* _TO BE DONE_
Count the lines below that contain the word "ANALYSIS", and give only that number.

* _PROVIDED RECORDS_
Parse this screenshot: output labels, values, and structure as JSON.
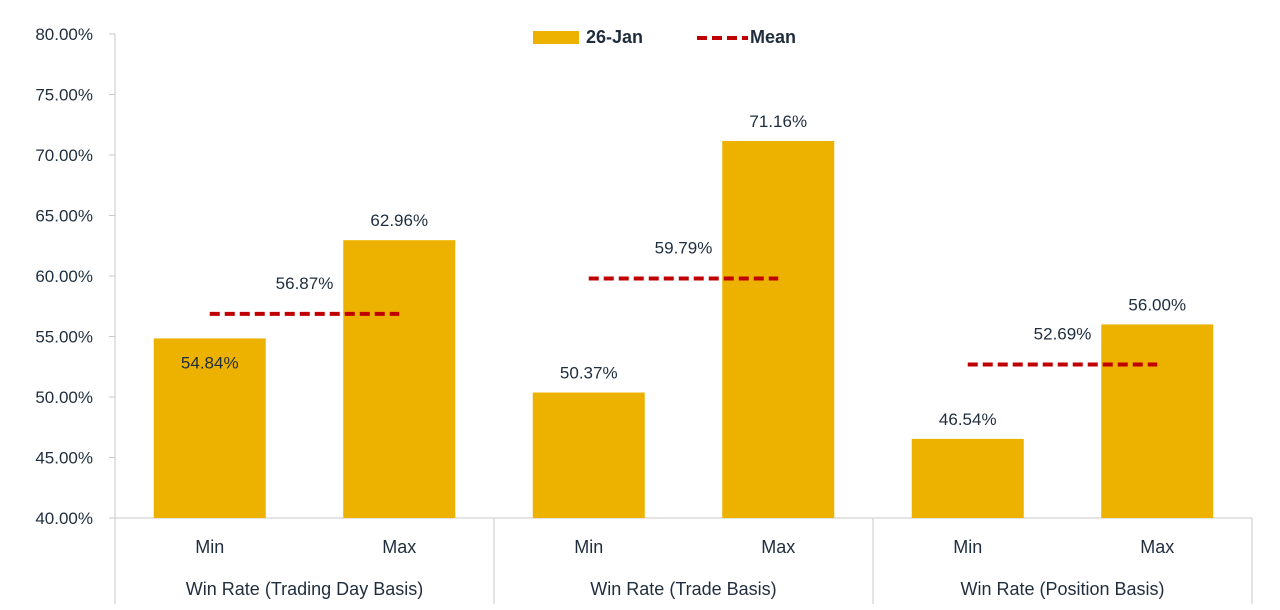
{
  "chart_data": {
    "type": "bar",
    "ylim": [
      40,
      80
    ],
    "yticks": [
      "40.00%",
      "45.00%",
      "50.00%",
      "55.00%",
      "60.00%",
      "65.00%",
      "70.00%",
      "75.00%",
      "80.00%"
    ],
    "groups": [
      {
        "name": "Win Rate (Trading Day Basis)",
        "categories": [
          "Min",
          "Max"
        ],
        "values": [
          54.84,
          62.96
        ],
        "labels": [
          "54.84%",
          "62.96%"
        ],
        "mean": 56.87,
        "mean_label": "56.87%"
      },
      {
        "name": "Win Rate (Trade Basis)",
        "categories": [
          "Min",
          "Max"
        ],
        "values": [
          50.37,
          71.16
        ],
        "labels": [
          "50.37%",
          "71.16%"
        ],
        "mean": 59.79,
        "mean_label": "59.79%"
      },
      {
        "name": "Win Rate (Position Basis)",
        "categories": [
          "Min",
          "Max"
        ],
        "values": [
          46.54,
          56.0
        ],
        "labels": [
          "46.54%",
          "56.00%"
        ],
        "mean": 52.69,
        "mean_label": "52.69%"
      }
    ],
    "series": [
      {
        "name": "26-Jan",
        "kind": "bar",
        "color": "#EDB200"
      },
      {
        "name": "Mean",
        "kind": "dashed-line",
        "color": "#C00000"
      }
    ],
    "legend": "top-center",
    "grid": false
  }
}
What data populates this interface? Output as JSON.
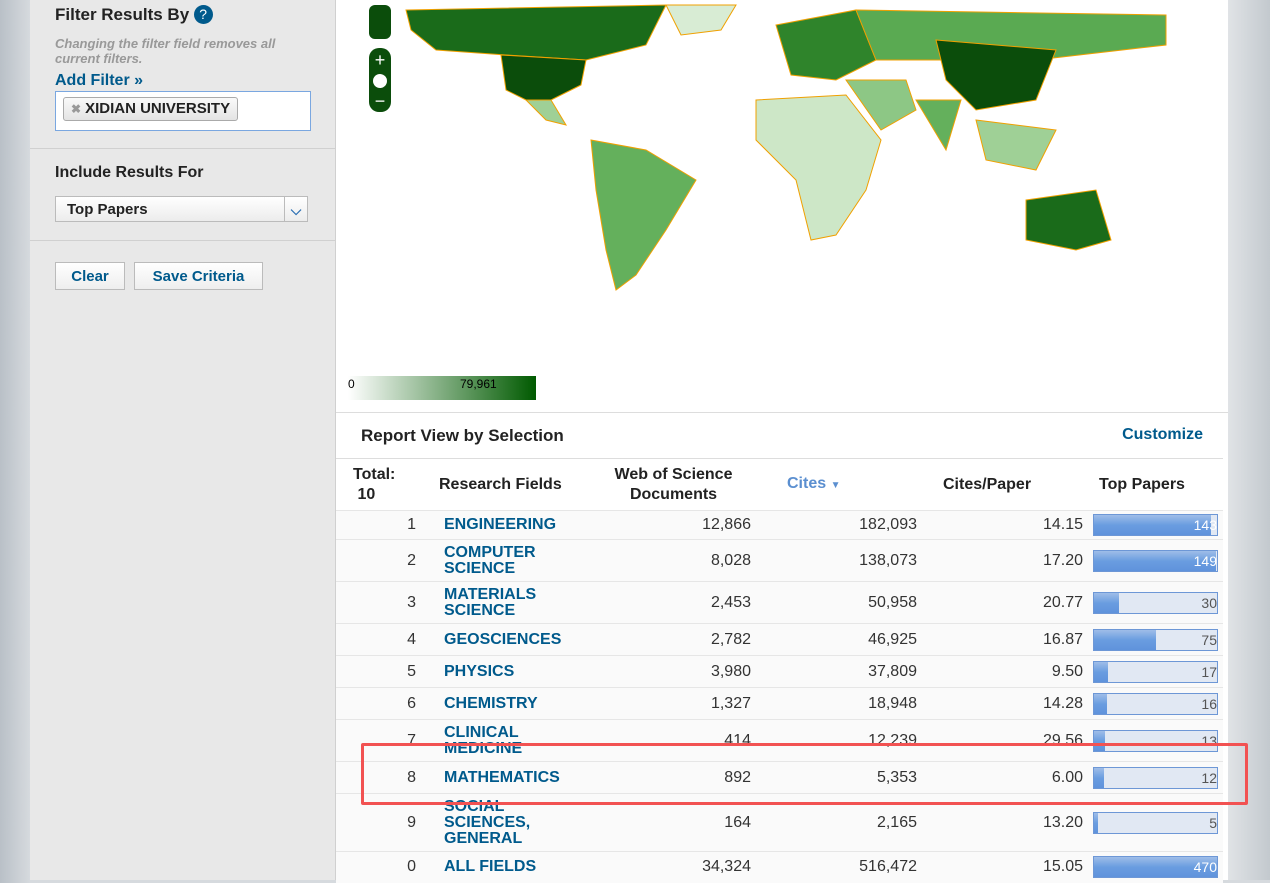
{
  "sidebar": {
    "filter_title": "Filter Results By",
    "help_icon": "?",
    "note": "Changing the filter field removes all current filters.",
    "add_filter": "Add Filter »",
    "filter_chip": "XIDIAN UNIVERSITY",
    "include_title": "Include Results For",
    "include_value": "Top Papers",
    "clear": "Clear",
    "save": "Save Criteria"
  },
  "map": {
    "legend_min": "0",
    "legend_max": "79,961",
    "colors": {
      "low": "#ffffff",
      "high": "#005a00",
      "border": "#f0a000"
    }
  },
  "report": {
    "title": "Report View by Selection",
    "customize": "Customize",
    "headers": {
      "total": "Total:",
      "total_n": "10",
      "field": "Research Fields",
      "docs": "Web of Science Documents",
      "cites": "Cites",
      "cpp": "Cites/Paper",
      "top": "Top Papers"
    },
    "rows": [
      {
        "rank": "1",
        "field": "ENGINEERING",
        "docs": "12,866",
        "cites": "182,093",
        "cpp": "14.15",
        "top": 143
      },
      {
        "rank": "2",
        "field": "COMPUTER SCIENCE",
        "docs": "8,028",
        "cites": "138,073",
        "cpp": "17.20",
        "top": 149
      },
      {
        "rank": "3",
        "field": "MATERIALS SCIENCE",
        "docs": "2,453",
        "cites": "50,958",
        "cpp": "20.77",
        "top": 30
      },
      {
        "rank": "4",
        "field": "GEOSCIENCES",
        "docs": "2,782",
        "cites": "46,925",
        "cpp": "16.87",
        "top": 75
      },
      {
        "rank": "5",
        "field": "PHYSICS",
        "docs": "3,980",
        "cites": "37,809",
        "cpp": "9.50",
        "top": 17
      },
      {
        "rank": "6",
        "field": "CHEMISTRY",
        "docs": "1,327",
        "cites": "18,948",
        "cpp": "14.28",
        "top": 16
      },
      {
        "rank": "7",
        "field": "CLINICAL MEDICINE",
        "docs": "414",
        "cites": "12,239",
        "cpp": "29.56",
        "top": 13
      },
      {
        "rank": "8",
        "field": "MATHEMATICS",
        "docs": "892",
        "cites": "5,353",
        "cpp": "6.00",
        "top": 12
      },
      {
        "rank": "9",
        "field": "SOCIAL SCIENCES, GENERAL",
        "docs": "164",
        "cites": "2,165",
        "cpp": "13.20",
        "top": 5
      },
      {
        "rank": "0",
        "field": "ALL FIELDS",
        "docs": "34,324",
        "cites": "516,472",
        "cpp": "15.05",
        "top": 470
      }
    ]
  }
}
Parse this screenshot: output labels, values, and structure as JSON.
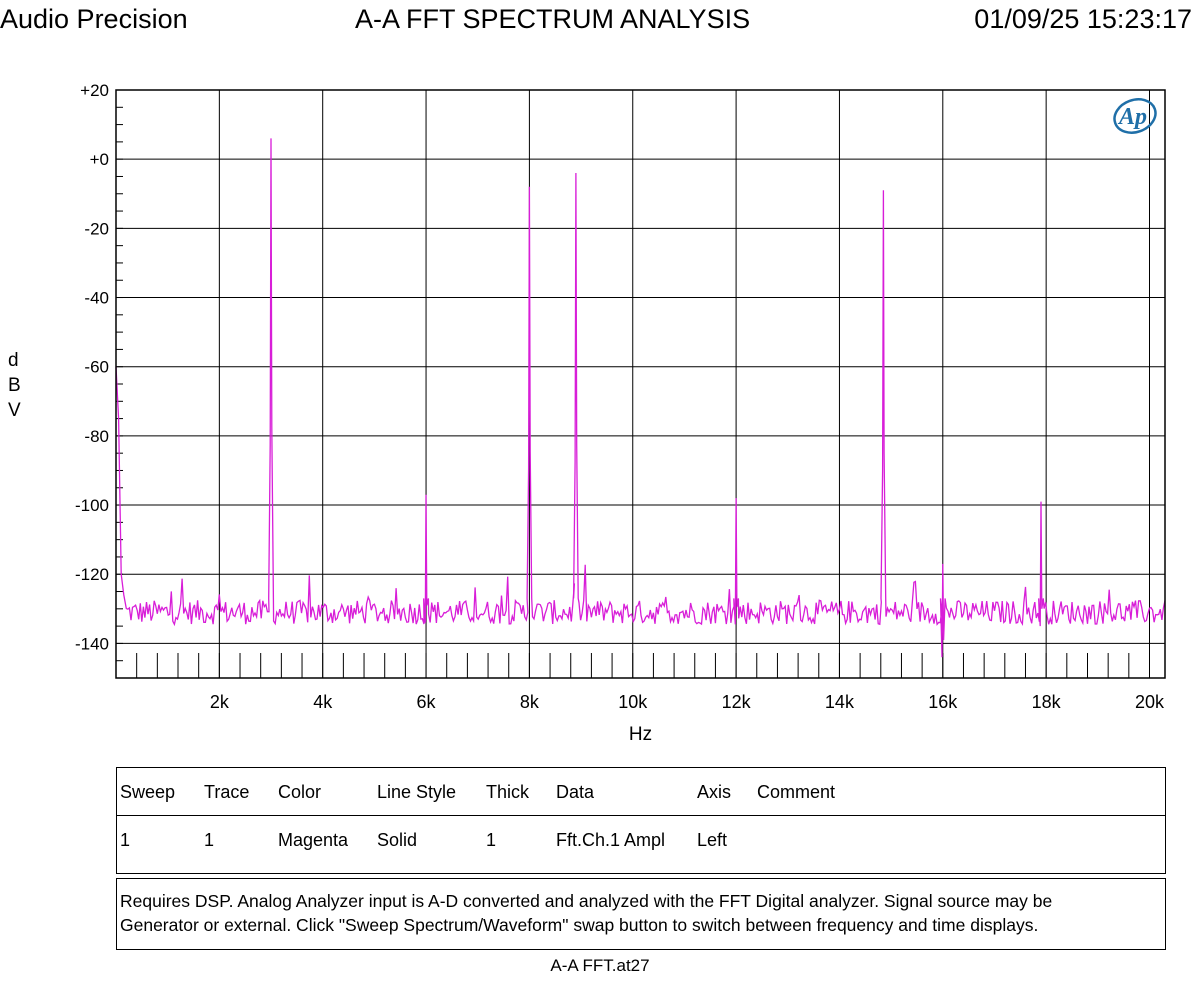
{
  "header": {
    "left": "Audio Precision",
    "center": "A-A FFT SPECTRUM ANALYSIS",
    "right": "01/09/25 15:23:17"
  },
  "logo_text": "Ap",
  "colors": {
    "trace": "#d81ed8",
    "grid": "#000000",
    "logo": "#1f6fa8"
  },
  "chart_data": {
    "type": "line",
    "title": "A-A FFT SPECTRUM ANALYSIS",
    "xlabel": "Hz",
    "ylabel": "dBV",
    "ylabel_chars": [
      "d",
      "B",
      "V"
    ],
    "xlim": [
      0,
      20300
    ],
    "ylim": [
      -150,
      20
    ],
    "x_ticks": [
      2000,
      4000,
      6000,
      8000,
      10000,
      12000,
      14000,
      16000,
      18000,
      20000
    ],
    "x_tick_labels": [
      "2k",
      "4k",
      "6k",
      "8k",
      "10k",
      "12k",
      "14k",
      "16k",
      "18k",
      "20k"
    ],
    "y_ticks": [
      20,
      0,
      -20,
      -40,
      -60,
      -80,
      -100,
      -120,
      -140
    ],
    "y_tick_labels": [
      "+20",
      "+0",
      "-20",
      "-40",
      "-60",
      "-80",
      "-100",
      "-120",
      "-140"
    ],
    "grid": true,
    "noise_floor_dBV": -131,
    "low_end": {
      "x": [
        0,
        50,
        100,
        150
      ],
      "y": [
        -60,
        -75,
        -120,
        -126
      ]
    },
    "peaks": [
      {
        "x": 3000,
        "y": 6
      },
      {
        "x": 6000,
        "y": -97
      },
      {
        "x": 8000,
        "y": -8
      },
      {
        "x": 8900,
        "y": -4
      },
      {
        "x": 12000,
        "y": -98
      },
      {
        "x": 14850,
        "y": -9
      },
      {
        "x": 16000,
        "y": -117
      },
      {
        "x": 17900,
        "y": -99
      }
    ],
    "series": [
      {
        "name": "Sweep 1 Trace 1 Fft.Ch.1 Ampl",
        "color": "Magenta"
      }
    ]
  },
  "legend": {
    "headers": [
      "Sweep",
      "Trace",
      "Color",
      "Line Style",
      "Thick",
      "Data",
      "Axis",
      "Comment"
    ],
    "rows": [
      [
        "1",
        "1",
        "Magenta",
        "Solid",
        "1",
        "Fft.Ch.1 Ampl",
        "Left",
        ""
      ]
    ]
  },
  "notes": [
    "Requires DSP.  Analog Analyzer input is A-D converted and analyzed with the FFT Digital analyzer.  Signal source may be",
    "Generator or external.  Click \"Sweep Spectrum/Waveform\" swap button to switch between frequency and time displays."
  ],
  "footer": "A-A FFT.at27"
}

* _RESULT OF THE EXERCISE_
2